STORIE DI POVERTA’ «IO SENZA SPERANZA, ADOTTATE MIA FIGLIA»

CASERTA – È stata trovata sotto la statua di San Pio, all’ingresso del centro storico di Castelvolturno. Cercava di ripararsi dai raggi di un sole cocente.

FONTE www.ilmattino.it

All’ombra aveva sistemato anche il carrozzino, l’unica cosa che aveva con sé. All’interno, una neonata. «Se potete, aiutateci», ha chiesto la donna ai primi soccorritori. «Fatelo non per me, ma per questa bambina. Non ho latte, né soldi. E lei ha bisogno di mangiare».

(Dati di analisi strutturata della pagina)
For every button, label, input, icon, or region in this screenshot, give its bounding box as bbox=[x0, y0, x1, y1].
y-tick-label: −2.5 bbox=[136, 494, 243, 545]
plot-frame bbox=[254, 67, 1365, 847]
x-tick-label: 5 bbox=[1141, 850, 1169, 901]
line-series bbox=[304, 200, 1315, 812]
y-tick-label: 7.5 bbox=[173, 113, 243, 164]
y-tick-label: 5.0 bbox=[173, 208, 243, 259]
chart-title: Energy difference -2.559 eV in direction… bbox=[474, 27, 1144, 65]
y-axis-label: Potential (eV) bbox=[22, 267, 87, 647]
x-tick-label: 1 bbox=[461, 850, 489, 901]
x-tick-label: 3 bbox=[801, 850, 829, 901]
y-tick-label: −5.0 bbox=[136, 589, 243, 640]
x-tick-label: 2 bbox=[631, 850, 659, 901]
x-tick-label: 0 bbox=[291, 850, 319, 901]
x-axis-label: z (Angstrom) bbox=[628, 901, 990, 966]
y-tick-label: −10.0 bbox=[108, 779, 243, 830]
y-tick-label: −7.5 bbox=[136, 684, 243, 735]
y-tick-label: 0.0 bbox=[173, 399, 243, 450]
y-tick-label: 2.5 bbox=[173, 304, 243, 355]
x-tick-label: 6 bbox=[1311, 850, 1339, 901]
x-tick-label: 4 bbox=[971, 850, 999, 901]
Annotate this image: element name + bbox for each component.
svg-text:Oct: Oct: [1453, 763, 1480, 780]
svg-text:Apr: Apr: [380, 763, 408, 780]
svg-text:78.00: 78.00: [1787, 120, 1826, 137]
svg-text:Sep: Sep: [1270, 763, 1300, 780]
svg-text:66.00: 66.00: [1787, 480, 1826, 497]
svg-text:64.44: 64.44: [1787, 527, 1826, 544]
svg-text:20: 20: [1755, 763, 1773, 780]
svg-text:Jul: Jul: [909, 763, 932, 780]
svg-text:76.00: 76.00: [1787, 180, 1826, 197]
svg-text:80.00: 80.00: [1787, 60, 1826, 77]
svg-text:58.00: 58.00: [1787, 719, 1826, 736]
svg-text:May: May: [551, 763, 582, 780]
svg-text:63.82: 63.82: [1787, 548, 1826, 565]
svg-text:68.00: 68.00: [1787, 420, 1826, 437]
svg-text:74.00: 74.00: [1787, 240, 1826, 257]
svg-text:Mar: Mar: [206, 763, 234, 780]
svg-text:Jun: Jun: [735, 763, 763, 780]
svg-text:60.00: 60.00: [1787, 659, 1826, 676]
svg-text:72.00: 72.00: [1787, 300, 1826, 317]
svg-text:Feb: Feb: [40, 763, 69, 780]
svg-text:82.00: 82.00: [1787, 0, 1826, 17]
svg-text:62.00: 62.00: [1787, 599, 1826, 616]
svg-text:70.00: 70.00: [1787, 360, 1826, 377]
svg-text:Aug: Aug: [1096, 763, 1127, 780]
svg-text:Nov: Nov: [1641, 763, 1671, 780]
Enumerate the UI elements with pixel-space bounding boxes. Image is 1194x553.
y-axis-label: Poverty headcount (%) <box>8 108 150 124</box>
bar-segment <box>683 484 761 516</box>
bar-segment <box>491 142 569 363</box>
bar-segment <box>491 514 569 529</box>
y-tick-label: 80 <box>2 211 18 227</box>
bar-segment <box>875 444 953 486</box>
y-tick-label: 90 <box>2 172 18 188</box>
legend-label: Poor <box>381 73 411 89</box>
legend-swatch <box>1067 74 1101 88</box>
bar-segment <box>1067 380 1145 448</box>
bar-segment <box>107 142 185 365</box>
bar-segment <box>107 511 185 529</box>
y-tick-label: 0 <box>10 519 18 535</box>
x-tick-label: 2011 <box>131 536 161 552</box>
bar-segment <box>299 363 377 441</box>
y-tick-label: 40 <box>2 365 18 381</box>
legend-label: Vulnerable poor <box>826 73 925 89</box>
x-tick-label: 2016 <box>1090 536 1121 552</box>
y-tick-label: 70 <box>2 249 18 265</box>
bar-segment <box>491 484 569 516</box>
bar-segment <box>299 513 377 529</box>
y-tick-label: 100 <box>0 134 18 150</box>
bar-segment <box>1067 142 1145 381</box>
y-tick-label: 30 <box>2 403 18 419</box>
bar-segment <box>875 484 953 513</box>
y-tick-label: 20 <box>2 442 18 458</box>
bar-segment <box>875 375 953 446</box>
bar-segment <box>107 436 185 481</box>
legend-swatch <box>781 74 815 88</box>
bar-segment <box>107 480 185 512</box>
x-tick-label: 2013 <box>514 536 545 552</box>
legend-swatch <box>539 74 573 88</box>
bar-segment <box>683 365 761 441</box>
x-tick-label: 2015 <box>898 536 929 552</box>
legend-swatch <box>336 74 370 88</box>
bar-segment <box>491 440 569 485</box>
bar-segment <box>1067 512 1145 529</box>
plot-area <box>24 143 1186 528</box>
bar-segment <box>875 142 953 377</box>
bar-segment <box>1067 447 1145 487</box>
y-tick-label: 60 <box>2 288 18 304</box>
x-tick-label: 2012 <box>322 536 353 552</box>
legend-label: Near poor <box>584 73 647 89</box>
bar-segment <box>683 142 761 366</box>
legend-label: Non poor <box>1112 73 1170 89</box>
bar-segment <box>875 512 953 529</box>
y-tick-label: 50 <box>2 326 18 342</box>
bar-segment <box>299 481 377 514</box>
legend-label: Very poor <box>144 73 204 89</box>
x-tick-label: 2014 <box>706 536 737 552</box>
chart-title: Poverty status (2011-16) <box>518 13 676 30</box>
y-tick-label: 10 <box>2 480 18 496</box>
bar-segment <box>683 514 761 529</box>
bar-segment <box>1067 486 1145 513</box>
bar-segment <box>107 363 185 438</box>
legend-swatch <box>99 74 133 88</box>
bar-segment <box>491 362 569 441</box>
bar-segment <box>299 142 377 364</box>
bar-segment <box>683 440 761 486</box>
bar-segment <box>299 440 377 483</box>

#### Esercizi proposti
(A) Ricopia dal brano sulla donna trovata a Castelvolturno il passo che comincia con "CASERTA – È stata" e finisce con "un sole cocente.".
(B) Nel brano sulla donna trovata a Castelvolturno, in quale punto preciso è stata trovata la donna?
(C) Come prosegue il brano sulla donna trovata a Castelvolturno? Scrivi il seguito a partire dall'ultima frase riportata.

#### Risposte date
(A)
CASERTA – È stata trovata sotto la statua di San Pio, all’ingresso del centro storico di Castelvolturno. Cercava di ripararsi dai raggi di un sole cocente.

(B) Sotto la statua di San Pio, all'ingresso del centro storico di Castelvolturno.

(C)
Protagonisti di questa triste storia di mezza estate domiziana una bulgara di 24 anni e la figlioletta nata giovedì all’ospedale di Aversa. La donna per vivere si prostituisce lungo i marciapiedi della Domiziana. Da qualche mese, però, da quando la pancia è diventata più che evidente, ha smesso l’attività e nessuna l’ha più sostenuta in alcun modo. Anche in ospedale per mettere al mondo la figlioletta si è recata da sola. Al rientro a Castelvolturno, in autobus, poi, ha trovato l’abitazione che usava con i lucchetti cambiati perché non pagava l’affitto da quando aveva smesso di lavorare e il proprietario di casa ha probabilmente approfittato della sua assenza per metterla alla porta.